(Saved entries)
________________________

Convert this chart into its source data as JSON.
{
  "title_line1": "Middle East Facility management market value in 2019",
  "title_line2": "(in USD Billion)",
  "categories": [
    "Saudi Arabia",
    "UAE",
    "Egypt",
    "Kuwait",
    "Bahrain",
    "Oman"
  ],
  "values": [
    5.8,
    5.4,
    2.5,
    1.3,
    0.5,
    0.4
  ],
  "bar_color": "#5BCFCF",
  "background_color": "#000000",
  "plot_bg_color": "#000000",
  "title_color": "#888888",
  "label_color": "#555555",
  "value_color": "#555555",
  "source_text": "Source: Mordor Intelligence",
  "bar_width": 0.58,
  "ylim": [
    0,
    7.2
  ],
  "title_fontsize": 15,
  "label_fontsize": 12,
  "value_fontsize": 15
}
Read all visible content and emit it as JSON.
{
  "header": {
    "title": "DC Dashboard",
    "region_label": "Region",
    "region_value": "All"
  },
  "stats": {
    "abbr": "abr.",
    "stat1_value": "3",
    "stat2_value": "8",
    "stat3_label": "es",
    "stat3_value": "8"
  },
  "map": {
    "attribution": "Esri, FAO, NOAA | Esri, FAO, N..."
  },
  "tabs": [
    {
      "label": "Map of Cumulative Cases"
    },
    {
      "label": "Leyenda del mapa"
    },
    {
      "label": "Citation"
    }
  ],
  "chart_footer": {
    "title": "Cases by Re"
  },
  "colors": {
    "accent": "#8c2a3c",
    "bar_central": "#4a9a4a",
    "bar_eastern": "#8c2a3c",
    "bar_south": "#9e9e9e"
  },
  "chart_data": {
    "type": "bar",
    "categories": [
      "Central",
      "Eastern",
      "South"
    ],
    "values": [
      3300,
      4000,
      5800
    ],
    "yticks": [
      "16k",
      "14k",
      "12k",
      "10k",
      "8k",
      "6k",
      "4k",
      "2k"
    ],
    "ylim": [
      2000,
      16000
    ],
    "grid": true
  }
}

________________________

## Brief
Report how many lines of the records above contain the word "JSON", and give only that number.

## Full solution
2